Goal of the exercise:
Copy the records below exactly, leaving out any pictures.

Data supplied:
━━━━━━

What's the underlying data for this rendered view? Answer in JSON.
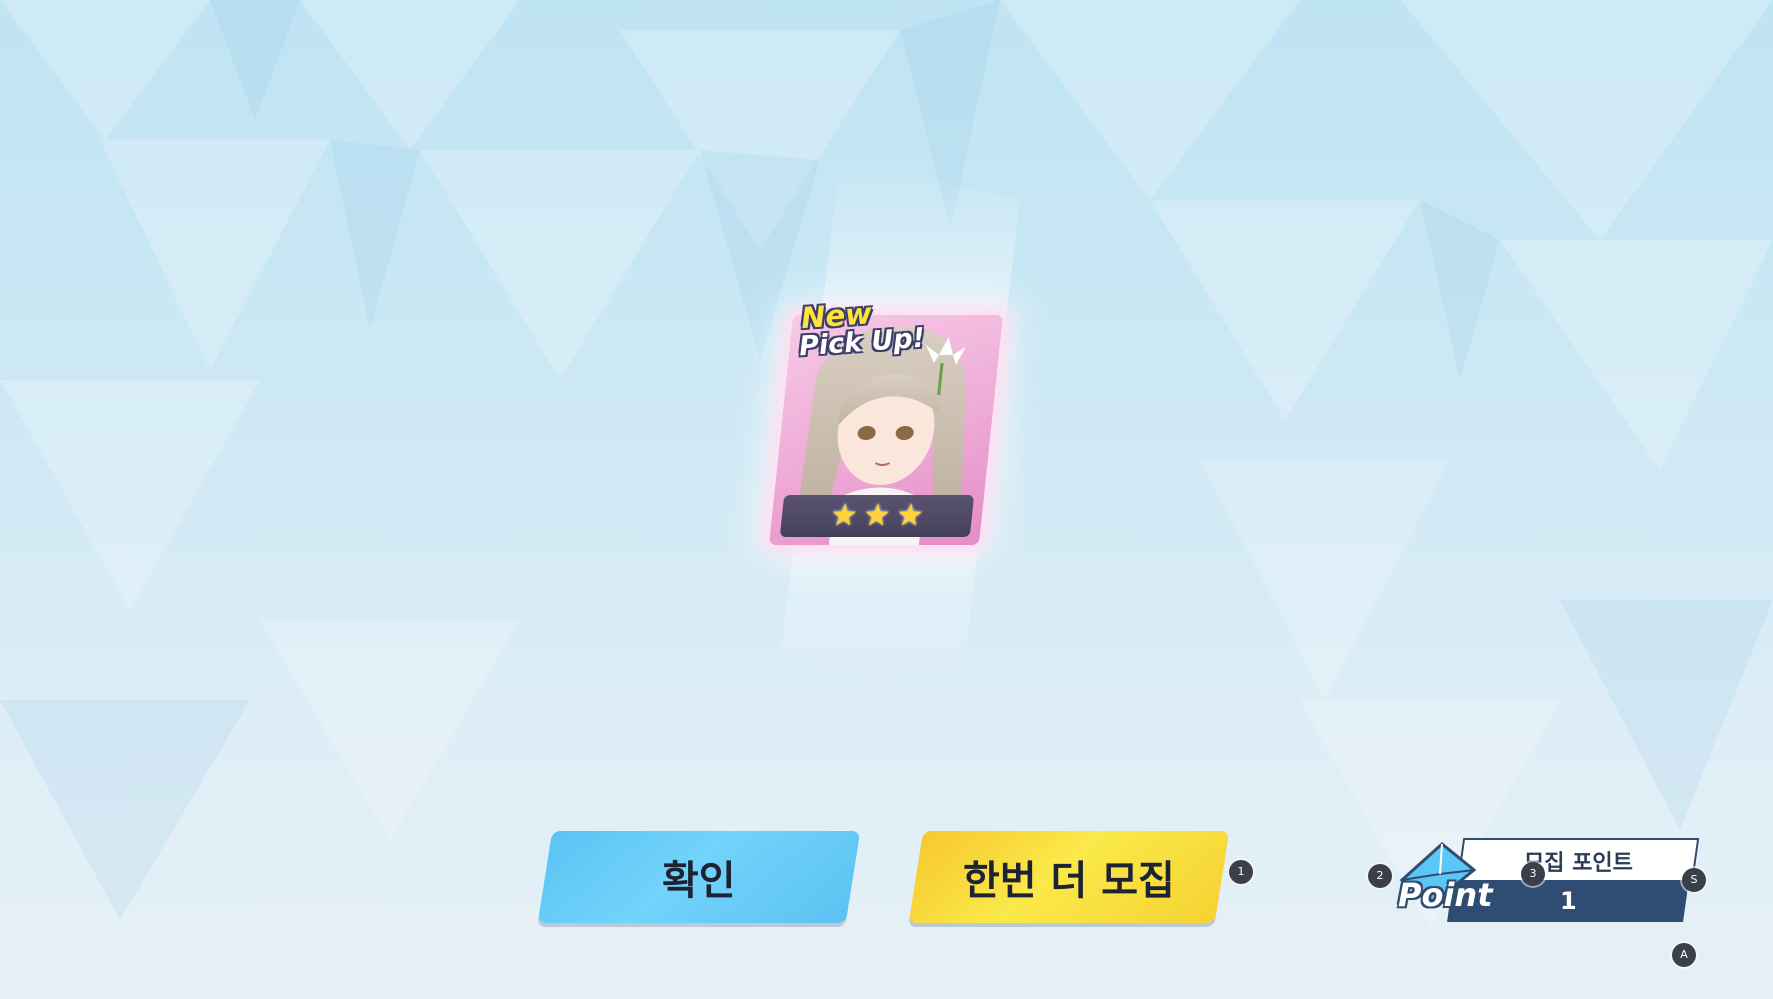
{
  "card": {
    "badge_line1": "New",
    "badge_line2": "Pick Up!",
    "rarity_stars": 3
  },
  "buttons": {
    "confirm_label": "확인",
    "recruit_again_label": "한번 더 모집"
  },
  "recruit_points": {
    "label": "모집 포인트",
    "icon_word": "Point",
    "value": "1"
  },
  "key_hints": {
    "recruit_again": "1",
    "points_left": "2",
    "points_mid": "3",
    "points_right": "S",
    "bottom": "A"
  },
  "colors": {
    "confirm_button": "#5ac4f4",
    "recruit_button": "#f7d83a",
    "points_navy": "#2f4d72",
    "card_pink": "#eeaad6"
  }
}
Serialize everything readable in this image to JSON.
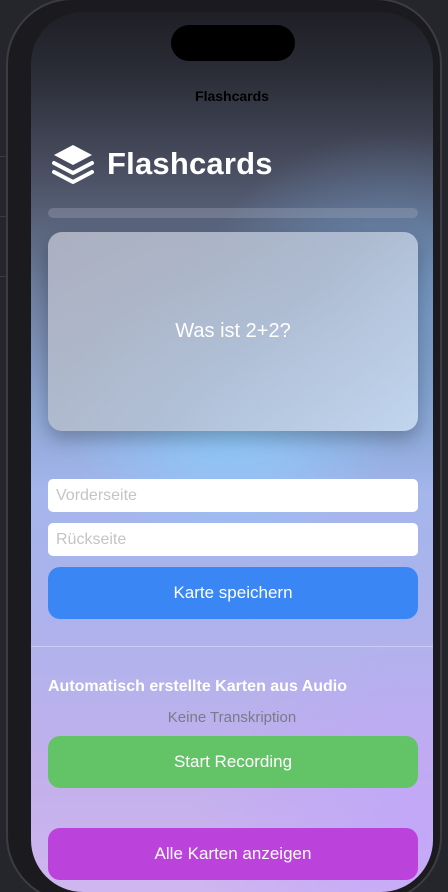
{
  "nav": {
    "title": "Flashcards"
  },
  "header": {
    "title": "Flashcards",
    "icon": "stack-layers-icon"
  },
  "progress": {
    "value": 0
  },
  "card": {
    "question": "Was ist 2+2?"
  },
  "form": {
    "front_placeholder": "Vorderseite",
    "front_value": "",
    "back_placeholder": "Rückseite",
    "back_value": "",
    "save_label": "Karte speichern"
  },
  "audio": {
    "section_title": "Automatisch erstellte Karten aus Audio",
    "transcript_status": "Keine Transkription",
    "record_label": "Start Recording"
  },
  "footer": {
    "show_all_label": "Alle Karten anzeigen"
  },
  "colors": {
    "save_button": "#3a86f5",
    "record_button": "#62c466",
    "show_all_button": "#bc42dc"
  }
}
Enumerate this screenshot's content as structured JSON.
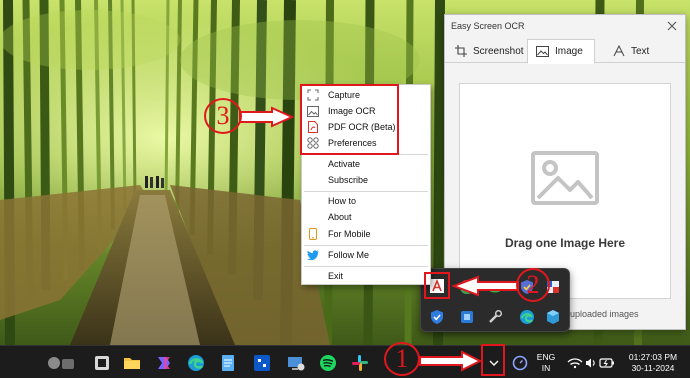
{
  "context_menu": {
    "items": [
      {
        "label": "Capture",
        "icon": "capture-icon"
      },
      {
        "label": "Image OCR",
        "icon": "image-icon"
      },
      {
        "label": "PDF OCR (Beta)",
        "icon": "pdf-icon"
      },
      {
        "label": "Preferences",
        "icon": "grid-icon"
      },
      {
        "label": "Activate"
      },
      {
        "label": "Subscribe"
      },
      {
        "label": "How to"
      },
      {
        "label": "About"
      },
      {
        "label": "For Mobile",
        "icon": "mobile-icon"
      },
      {
        "label": "Follow Me",
        "icon": "twitter-icon"
      },
      {
        "label": "Exit"
      }
    ]
  },
  "app_window": {
    "title": "Easy Screen OCR",
    "tabs": [
      {
        "label": "Screenshot",
        "icon": "crop-icon"
      },
      {
        "label": "Image",
        "icon": "image-icon",
        "active": true
      },
      {
        "label": "Text",
        "icon": "text-icon"
      }
    ],
    "drop_zone_text": "Drag one Image Here",
    "uploaded_text": "any uploaded images"
  },
  "taskbar": {
    "lang_line1": "ENG",
    "lang_line2": "IN",
    "time": "01:27:03 PM",
    "date": "30-11-2024",
    "overflow_icon": "chevron-up-icon"
  },
  "annotations": {
    "step1": "1",
    "step2": "2",
    "step3": "3",
    "color": "#e0181e"
  },
  "colors": {
    "taskbar_bg": "#1c1c1c",
    "flyout_bg": "#2b2b2b",
    "twitter_blue": "#1d9bf0",
    "pdf_red": "#d9342b"
  }
}
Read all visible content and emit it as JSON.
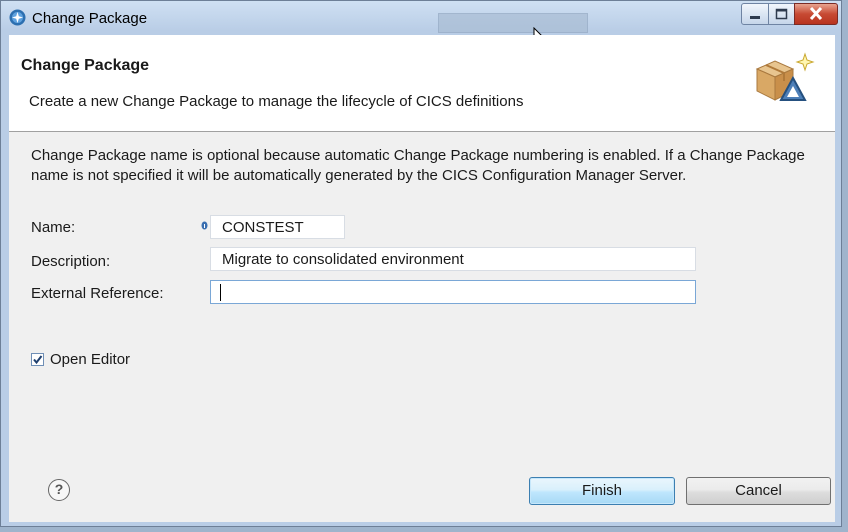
{
  "window": {
    "title": "Change Package",
    "title_icon": "gear-star-icon",
    "controls": [
      "minimize-icon",
      "maximize-icon",
      "close-icon"
    ]
  },
  "banner": {
    "title": "Change Package",
    "description": "Create a new Change Package to manage the lifecycle of CICS definitions",
    "icon": "package-icon"
  },
  "intro_text": "Change Package name is optional because automatic Change Package numbering is enabled. If a Change Package name is not specified it will be automatically generated by the CICS Configuration Manager Server.",
  "form": {
    "name": {
      "label": "Name:",
      "value": "CONSTEST"
    },
    "description": {
      "label": "Description:",
      "value": "Migrate to consolidated environment"
    },
    "external_reference": {
      "label": "External Reference:",
      "value": ""
    },
    "open_editor": {
      "label": "Open Editor",
      "checked": true
    }
  },
  "buttons": {
    "help": "?",
    "finish": "Finish",
    "cancel": "Cancel"
  },
  "colors": {
    "title_bar": "#b9cde6",
    "close_button": "#c74a33",
    "default_button": "#bee6fd"
  }
}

━━━━━━

Finished exercise:
What's the underlying data for this rendered view? Answer in JSON.
{
  "card": {
    "badge_line1": "New",
    "badge_line2": "Pick Up!",
    "rarity_stars": 3
  },
  "buttons": {
    "confirm_label": "확인",
    "recruit_again_label": "한번 더 모집"
  },
  "recruit_points": {
    "label": "모집 포인트",
    "icon_word": "Point",
    "value": "1"
  },
  "key_hints": {
    "recruit_again": "1",
    "points_left": "2",
    "points_mid": "3",
    "points_right": "S",
    "bottom": "A"
  },
  "colors": {
    "confirm_button": "#5ac4f4",
    "recruit_button": "#f7d83a",
    "points_navy": "#2f4d72",
    "card_pink": "#eeaad6"
  }
}
Serialize everything readable in this image to JSON.
{
  "nav": {
    "title": "Flashcards"
  },
  "header": {
    "title": "Flashcards",
    "icon": "stack-layers-icon"
  },
  "progress": {
    "value": 0
  },
  "card": {
    "question": "Was ist 2+2?"
  },
  "form": {
    "front_placeholder": "Vorderseite",
    "front_value": "",
    "back_placeholder": "Rückseite",
    "back_value": "",
    "save_label": "Karte speichern"
  },
  "audio": {
    "section_title": "Automatisch erstellte Karten aus Audio",
    "transcript_status": "Keine Transkription",
    "record_label": "Start Recording"
  },
  "footer": {
    "show_all_label": "Alle Karten anzeigen"
  },
  "colors": {
    "save_button": "#3a86f5",
    "record_button": "#62c466",
    "show_all_button": "#bc42dc"
  }
}
Enumerate this screenshot's content as structured JSON.
{
  "context_menu": {
    "items": [
      {
        "label": "Capture",
        "icon": "capture-icon"
      },
      {
        "label": "Image OCR",
        "icon": "image-icon"
      },
      {
        "label": "PDF OCR (Beta)",
        "icon": "pdf-icon"
      },
      {
        "label": "Preferences",
        "icon": "grid-icon"
      },
      {
        "label": "Activate"
      },
      {
        "label": "Subscribe"
      },
      {
        "label": "How to"
      },
      {
        "label": "About"
      },
      {
        "label": "For Mobile",
        "icon": "mobile-icon"
      },
      {
        "label": "Follow Me",
        "icon": "twitter-icon"
      },
      {
        "label": "Exit"
      }
    ]
  },
  "app_window": {
    "title": "Easy Screen OCR",
    "tabs": [
      {
        "label": "Screenshot",
        "icon": "crop-icon"
      },
      {
        "label": "Image",
        "icon": "image-icon",
        "active": true
      },
      {
        "label": "Text",
        "icon": "text-icon"
      }
    ],
    "drop_zone_text": "Drag one Image Here",
    "uploaded_text": "any uploaded images"
  },
  "taskbar": {
    "lang_line1": "ENG",
    "lang_line2": "IN",
    "time": "01:27:03 PM",
    "date": "30-11-2024",
    "overflow_icon": "chevron-up-icon"
  },
  "annotations": {
    "step1": "1",
    "step2": "2",
    "step3": "3",
    "color": "#e0181e"
  },
  "colors": {
    "taskbar_bg": "#1c1c1c",
    "flyout_bg": "#2b2b2b",
    "twitter_blue": "#1d9bf0",
    "pdf_red": "#d9342b"
  }
}
Read all visible content and emit it as JSON.
{
  "window": {
    "title": "Change Package",
    "title_icon": "gear-star-icon",
    "controls": [
      "minimize-icon",
      "maximize-icon",
      "close-icon"
    ]
  },
  "banner": {
    "title": "Change Package",
    "description": "Create a new Change Package to manage the lifecycle of CICS definitions",
    "icon": "package-icon"
  },
  "intro_text": "Change Package name is optional because automatic Change Package numbering is enabled. If a Change Package name is not specified it will be automatically generated by the CICS Configuration Manager Server.",
  "form": {
    "name": {
      "label": "Name:",
      "value": "CONSTEST"
    },
    "description": {
      "label": "Description:",
      "value": "Migrate to consolidated environment"
    },
    "external_reference": {
      "label": "External Reference:",
      "value": ""
    },
    "open_editor": {
      "label": "Open Editor",
      "checked": true
    }
  },
  "buttons": {
    "help": "?",
    "finish": "Finish",
    "cancel": "Cancel"
  },
  "colors": {
    "title_bar": "#b9cde6",
    "close_button": "#c74a33",
    "default_button": "#bee6fd"
  }
}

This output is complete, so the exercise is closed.